Do this → Return every line of the data below that includes the string "animals".

— Begin Exercise input —

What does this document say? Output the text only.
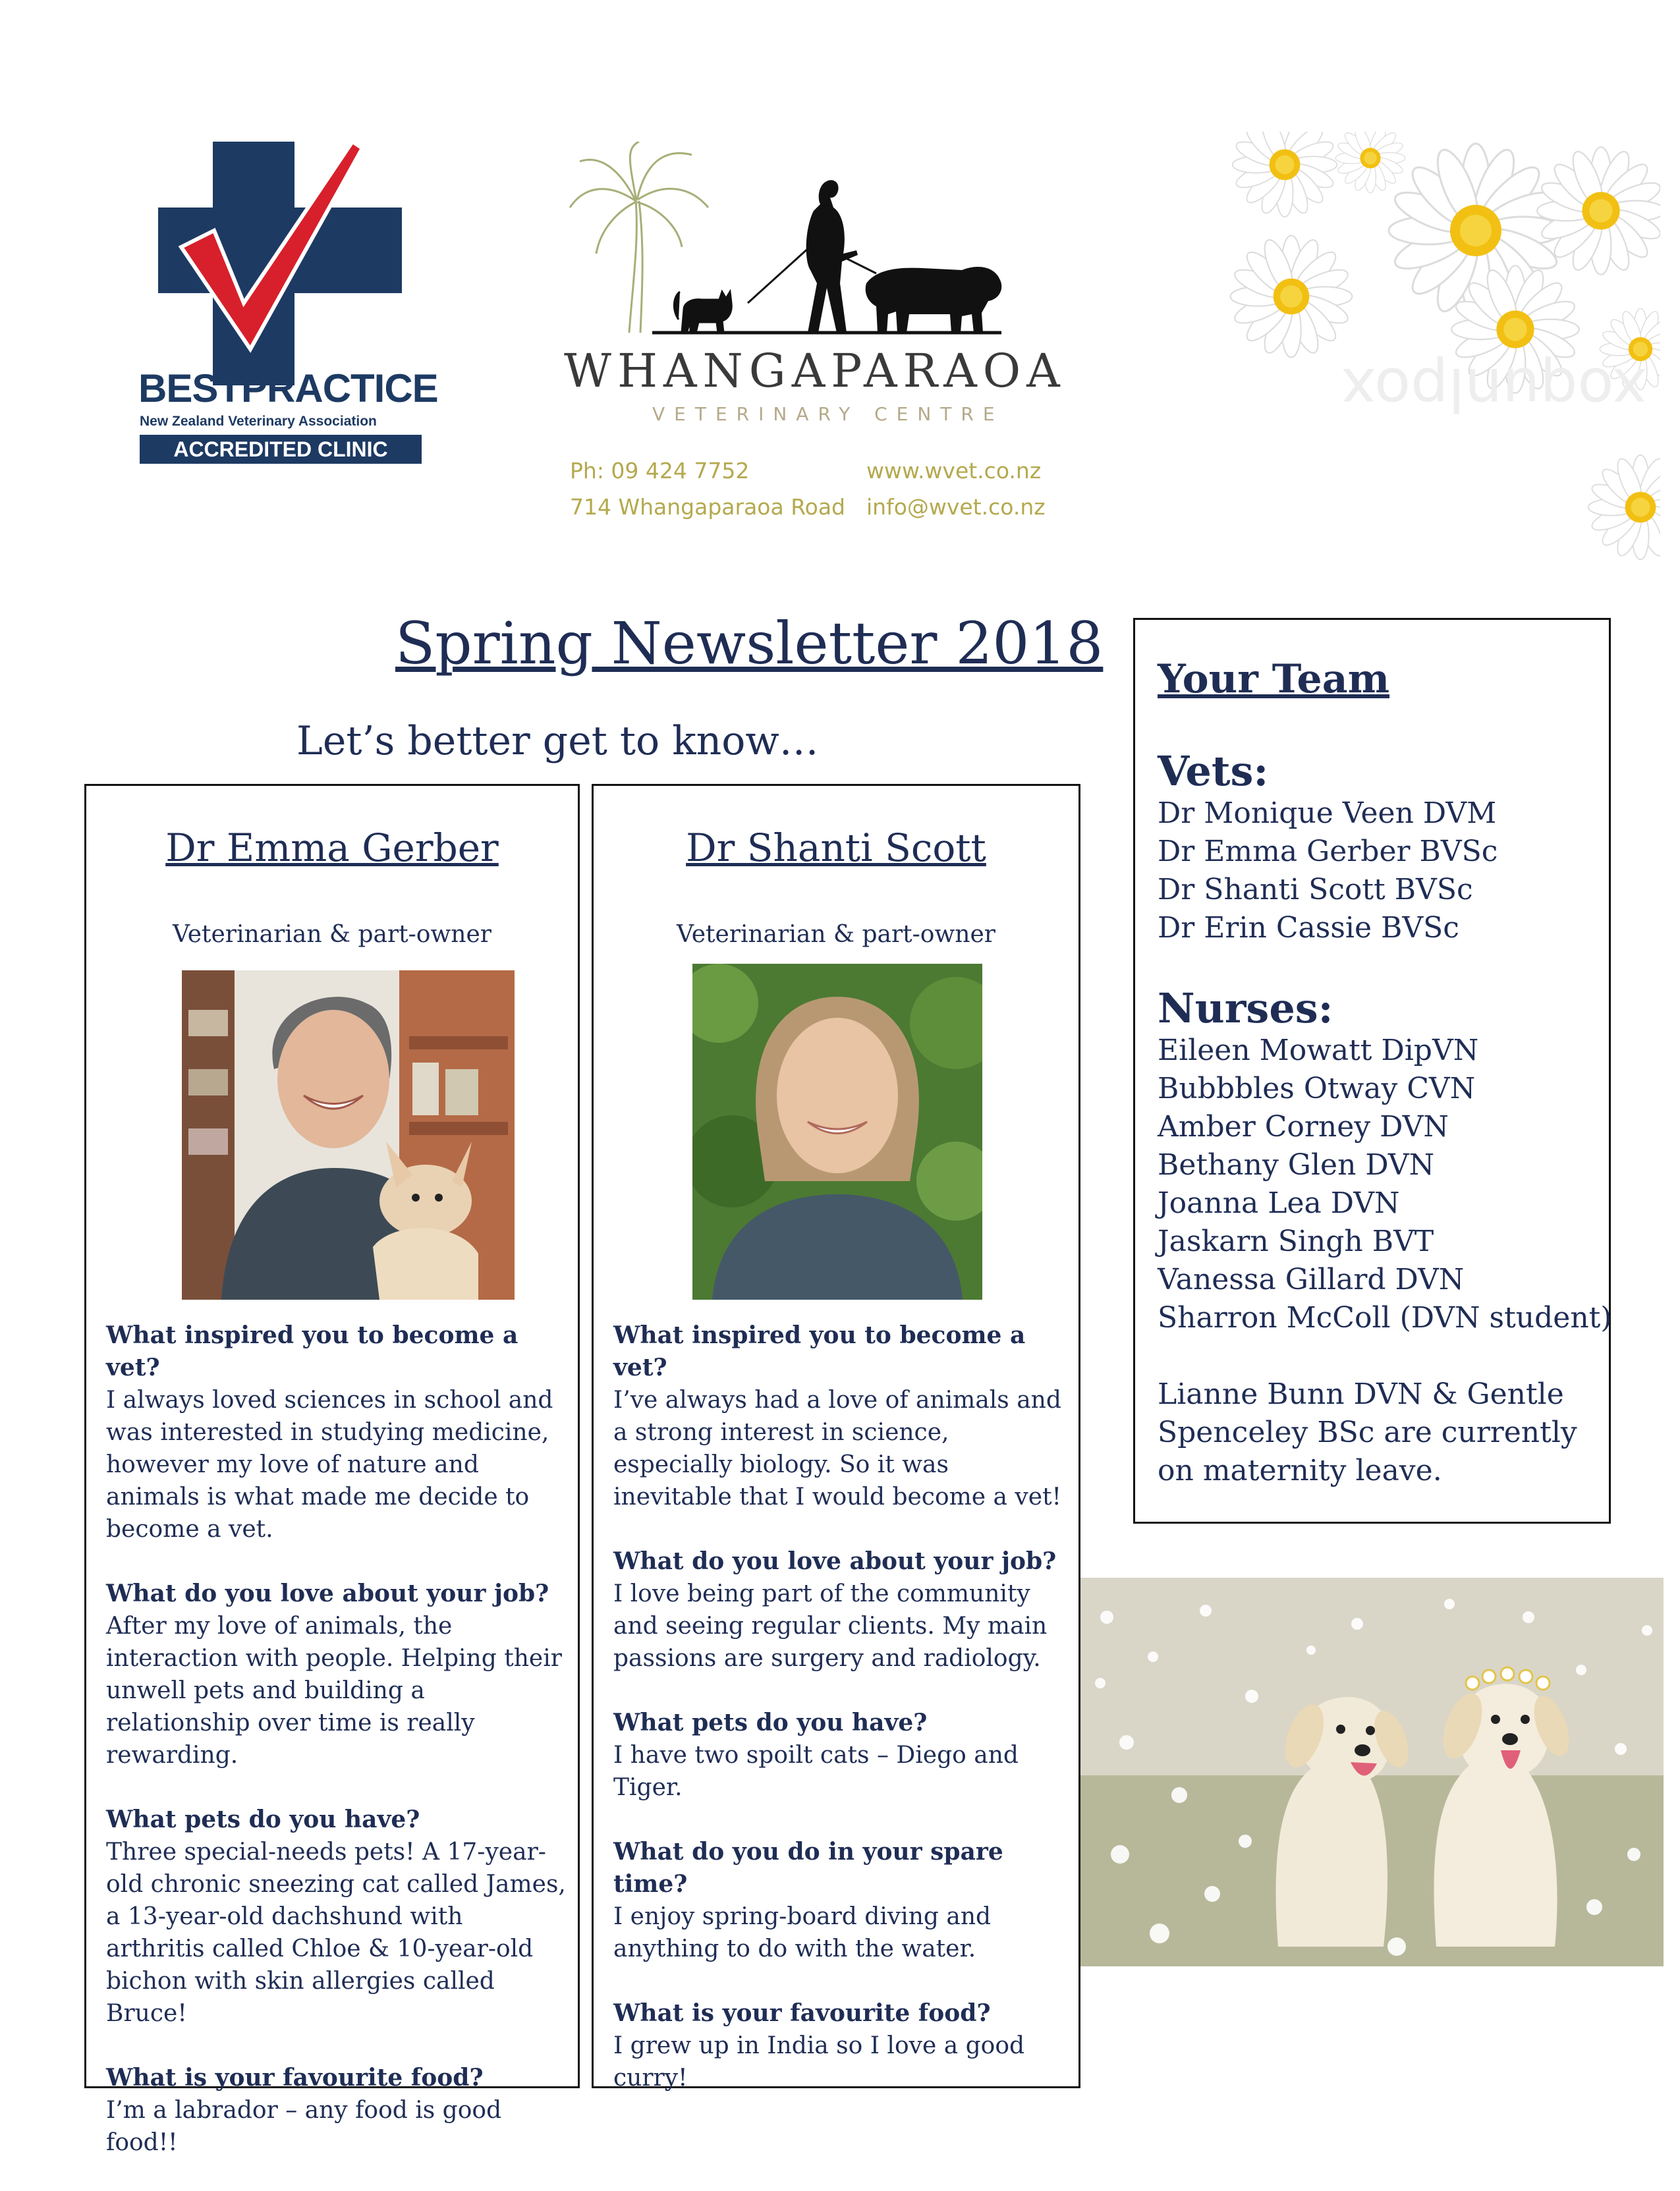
BESTPRACTICE
New Zealand Veterinary Association
ACCREDITED CLINIC
WHANGAPARAOA
VETERINARY CENTRE
Ph: 09 424 7752	www.wvet.co.nz
714 Whangaparaoa Road info@wvet.co.nz
xoqunlpox
Spring Newsletter 2018
Let’s better get to know…
Dr Emma Gerber
Veterinarian & part-owner
What inspired you to become a vet?
I always loved sciences in school and was interested in studying medicine, however my love of nature and animals is what made me decide to become a vet.
What do you love about your job?
After my love of animals, the interaction with people. Helping their unwell pets and building a relationship over time is really rewarding.
What pets do you have?
Three special-needs pets! A 17-year-old chronic sneezing cat called James, a 13-year-old dachshund with arthritis called Chloe & 10-year-old bichon with skin allergies called Bruce!
What is your favourite food?
I’m a labrador – any food is good food!!
Dr Shanti Scott
Veterinarian & part-owner
What inspired you to become a vet?
I’ve always had a love of animals and a strong interest in science, especially biology. So it was inevitable that I would become a vet!
What do you love about your job?
I love being part of the community and seeing regular clients. My main passions are surgery and radiology.
What pets do you have?
I have two spoilt cats – Diego and Tiger.
What do you do in your spare time?
I enjoy spring-board diving and anything to do with the water.
What is your favourite food?
I grew up in India so I love a good curry!
Your Team
Vets:
Dr Monique Veen DVM
Dr Emma Gerber BVSc
Dr Shanti Scott BVSc
Dr Erin Cassie BVSc
Nurses:
Eileen Mowatt DipVN
Bubbbles Otway CVN
Amber Corney DVN
Bethany Glen DVN
Joanna Lea DVN
Jaskarn Singh BVT
Vanessa Gillard DVN
Sharron McColl (DVN student)
Lianne Bunn DVN & Gentle Spenceley BSc are currently on maternity leave.
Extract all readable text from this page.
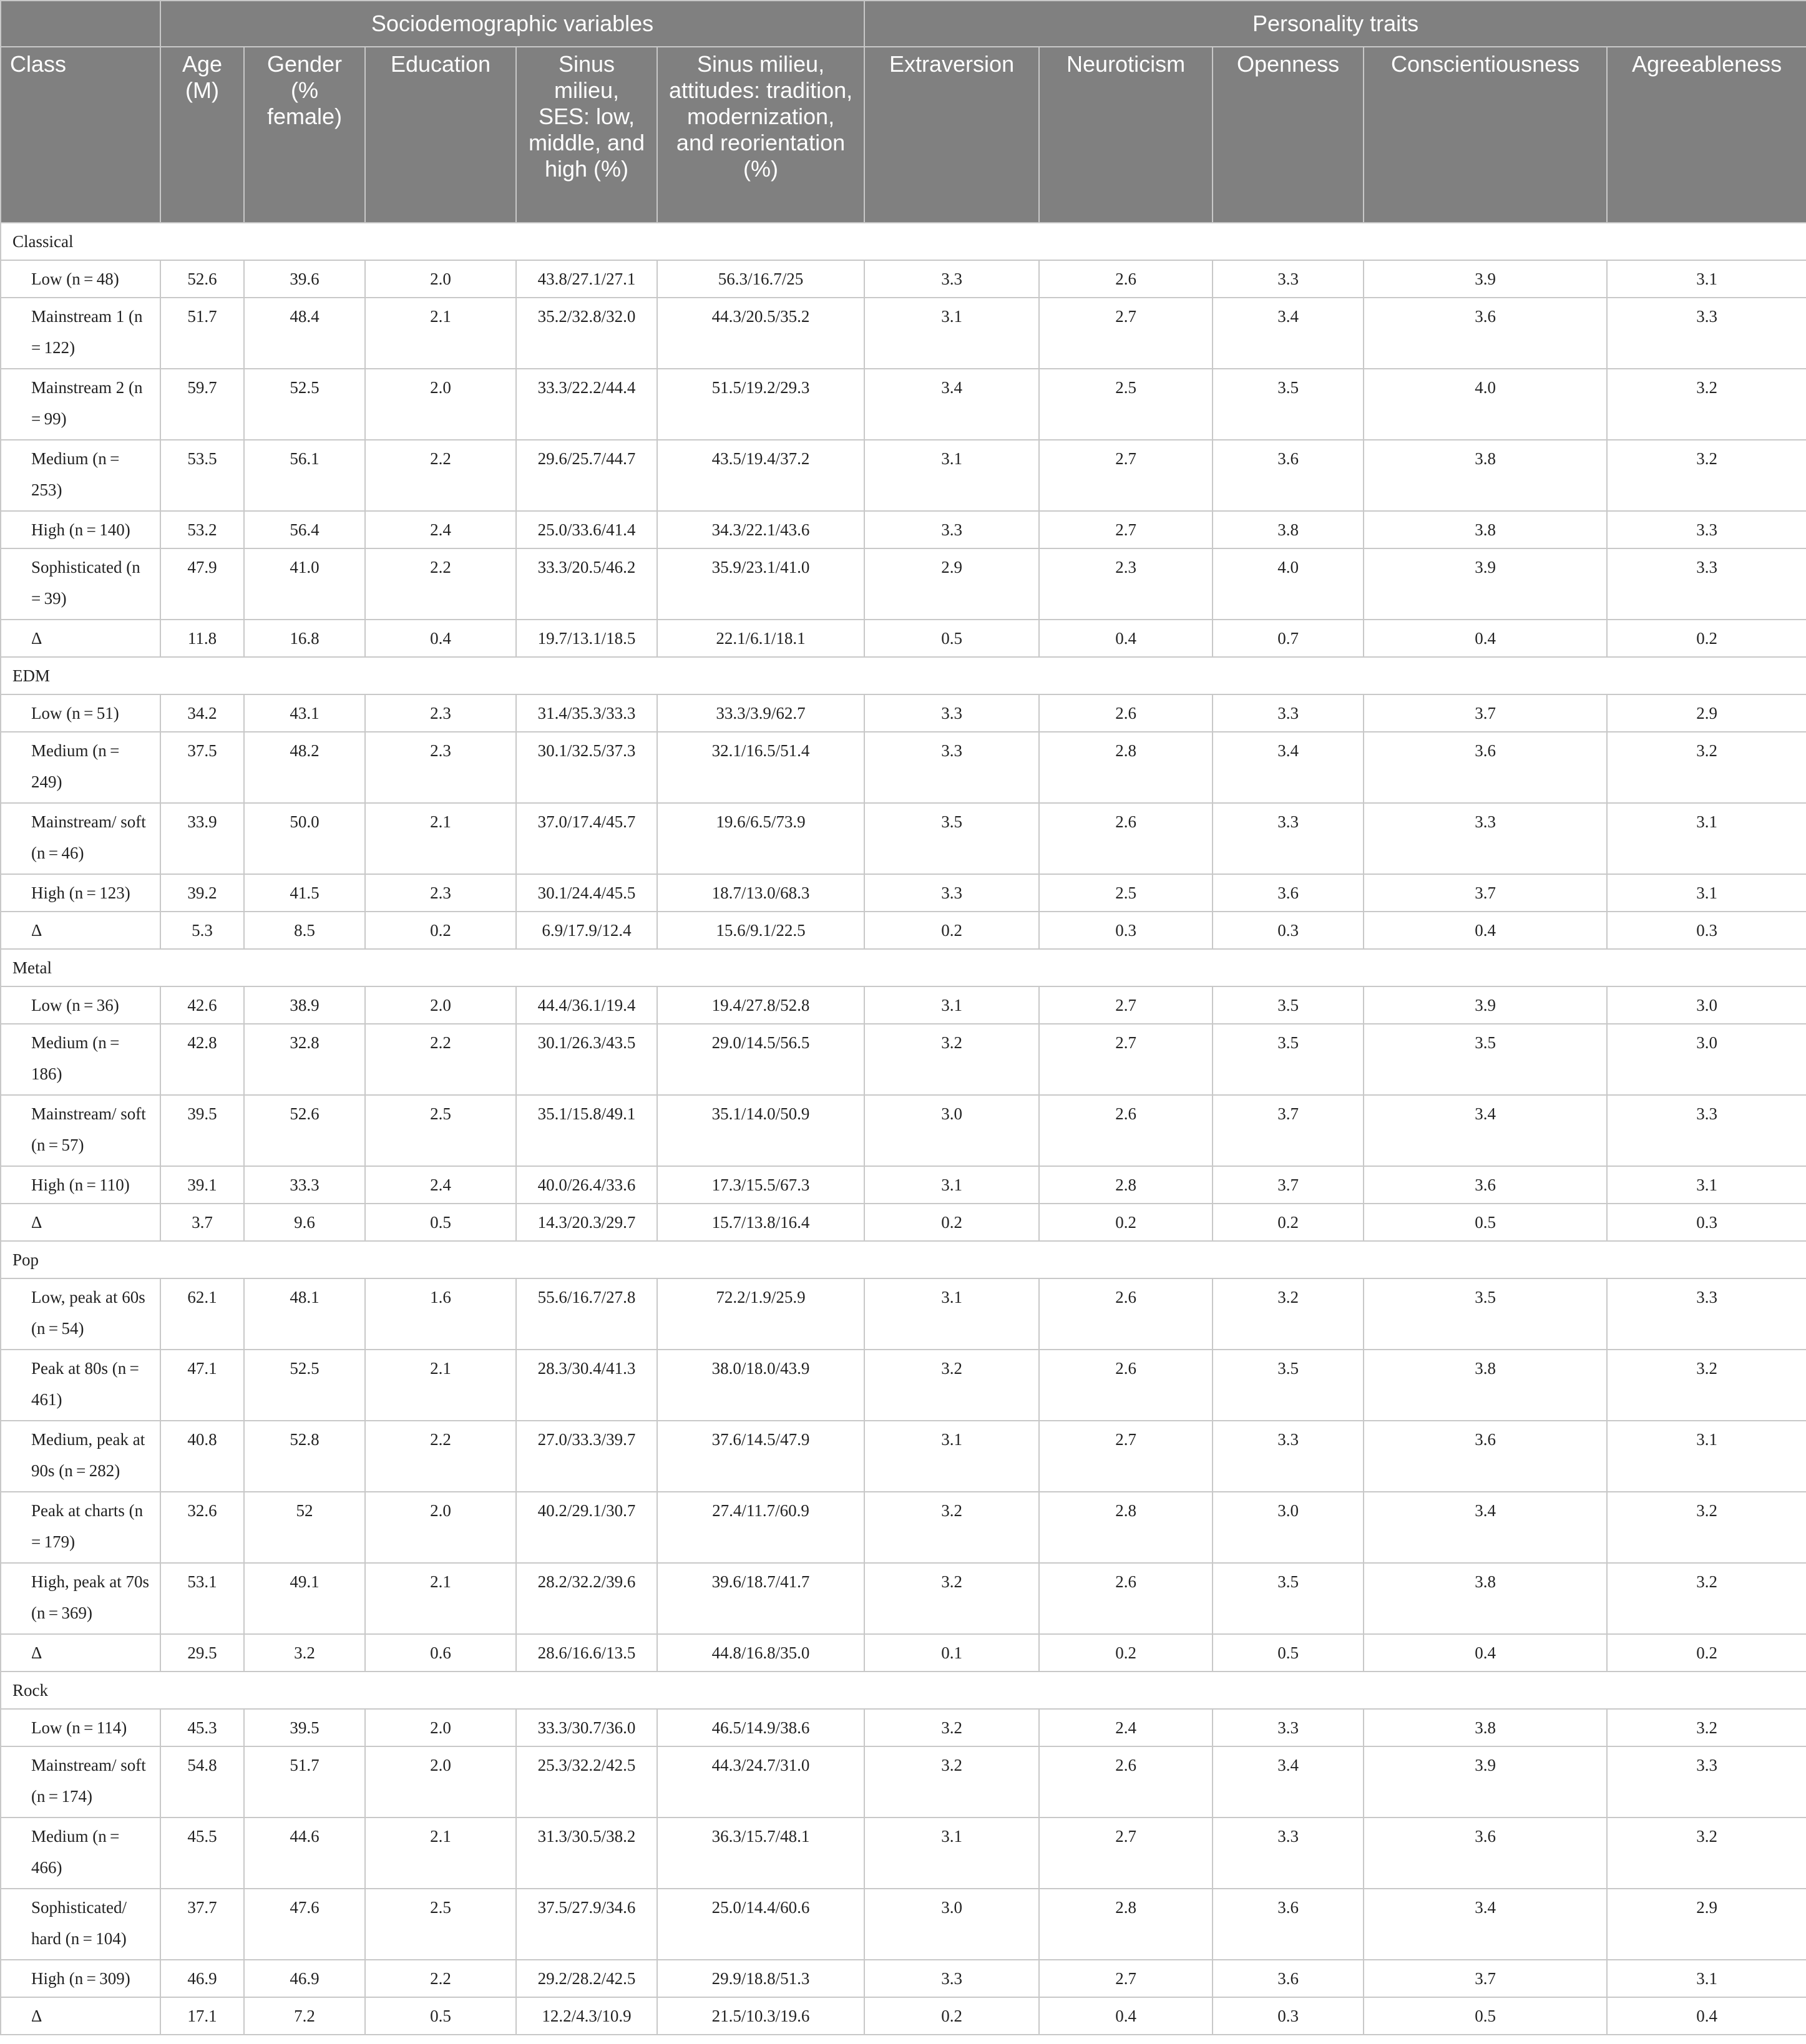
	Sociodemographic variables					Personality traits				
Class	Age (M)	Gender (% female)	Education	Sinus milieu, SES: low, middle, and high (%)	Sinus milieu, attitudes: tradition, modernization, and reorientation (%)	Extraversion	Neuroticism	Openness	Conscientiousness	Agreeableness
Classical										
Low (n = 48)	52.6	39.6	2.0	43.8/27.1/27.1	56.3/16.7/25	3.3	2.6	3.3	3.9	3.1
Mainstream 1 (n = 122)	51.7	48.4	2.1	35.2/32.8/32.0	44.3/20.5/35.2	3.1	2.7	3.4	3.6	3.3
Mainstream 2 (n = 99)	59.7	52.5	2.0	33.3/22.2/44.4	51.5/19.2/29.3	3.4	2.5	3.5	4.0	3.2
Medium (n = 253)	53.5	56.1	2.2	29.6/25.7/44.7	43.5/19.4/37.2	3.1	2.7	3.6	3.8	3.2
High (n = 140)	53.2	56.4	2.4	25.0/33.6/41.4	34.3/22.1/43.6	3.3	2.7	3.8	3.8	3.3
Sophisticated (n = 39)	47.9	41.0	2.2	33.3/20.5/46.2	35.9/23.1/41.0	2.9	2.3	4.0	3.9	3.3
Δ	11.8	16.8	0.4	19.7/13.1/18.5	22.1/6.1/18.1	0.5	0.4	0.7	0.4	0.2
EDM										
Low (n = 51)	34.2	43.1	2.3	31.4/35.3/33.3	33.3/3.9/62.7	3.3	2.6	3.3	3.7	2.9
Medium (n = 249)	37.5	48.2	2.3	30.1/32.5/37.3	32.1/16.5/51.4	3.3	2.8	3.4	3.6	3.2
Mainstream/ soft (n = 46)	33.9	50.0	2.1	37.0/17.4/45.7	19.6/6.5/73.9	3.5	2.6	3.3	3.3	3.1
High (n = 123)	39.2	41.5	2.3	30.1/24.4/45.5	18.7/13.0/68.3	3.3	2.5	3.6	3.7	3.1
Δ	5.3	8.5	0.2	6.9/17.9/12.4	15.6/9.1/22.5	0.2	0.3	0.3	0.4	0.3
Metal										
Low (n = 36)	42.6	38.9	2.0	44.4/36.1/19.4	19.4/27.8/52.8	3.1	2.7	3.5	3.9	3.0
Medium (n = 186)	42.8	32.8	2.2	30.1/26.3/43.5	29.0/14.5/56.5	3.2	2.7	3.5	3.5	3.0
Mainstream/ soft (n = 57)	39.5	52.6	2.5	35.1/15.8/49.1	35.1/14.0/50.9	3.0	2.6	3.7	3.4	3.3
High (n = 110)	39.1	33.3	2.4	40.0/26.4/33.6	17.3/15.5/67.3	3.1	2.8	3.7	3.6	3.1
Δ	3.7	9.6	0.5	14.3/20.3/29.7	15.7/13.8/16.4	0.2	0.2	0.2	0.5	0.3
Pop										
Low, peak at 60s (n = 54)	62.1	48.1	1.6	55.6/16.7/27.8	72.2/1.9/25.9	3.1	2.6	3.2	3.5	3.3
Peak at 80s (n = 461)	47.1	52.5	2.1	28.3/30.4/41.3	38.0/18.0/43.9	3.2	2.6	3.5	3.8	3.2
Medium, peak at 90s (n = 282)	40.8	52.8	2.2	27.0/33.3/39.7	37.6/14.5/47.9	3.1	2.7	3.3	3.6	3.1
Peak at charts (n = 179)	32.6	52	2.0	40.2/29.1/30.7	27.4/11.7/60.9	3.2	2.8	3.0	3.4	3.2
High, peak at 70s (n = 369)	53.1	49.1	2.1	28.2/32.2/39.6	39.6/18.7/41.7	3.2	2.6	3.5	3.8	3.2
Δ	29.5	3.2	0.6	28.6/16.6/13.5	44.8/16.8/35.0	0.1	0.2	0.5	0.4	0.2
Rock										
Low (n = 114)	45.3	39.5	2.0	33.3/30.7/36.0	46.5/14.9/38.6	3.2	2.4	3.3	3.8	3.2
Mainstream/ soft (n = 174)	54.8	51.7	2.0	25.3/32.2/42.5	44.3/24.7/31.0	3.2	2.6	3.4	3.9	3.3
Medium (n = 466)	45.5	44.6	2.1	31.3/30.5/38.2	36.3/15.7/48.1	3.1	2.7	3.3	3.6	3.2
Sophisticated/ hard (n = 104)	37.7	47.6	2.5	37.5/27.9/34.6	25.0/14.4/60.6	3.0	2.8	3.6	3.4	2.9
High (n = 309)	46.9	46.9	2.2	29.2/28.2/42.5	29.9/18.8/51.3	3.3	2.7	3.6	3.7	3.1
Δ	17.1	7.2	0.5	12.2/4.3/10.9	21.5/10.3/19.6	0.2	0.4	0.3	0.5	0.4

— End Exercise input —

Response to the task →
I always loved sciences in school and was interested in studying medicine, however my love of nature and animals is what made me decide to become a vet.
After my love of animals, the interaction with people. Helping their unwell pets and building a relationship over time is really rewarding.
I’ve always had a love of animals and a strong interest in science, especially biology. So it was inevitable that I would become a vet!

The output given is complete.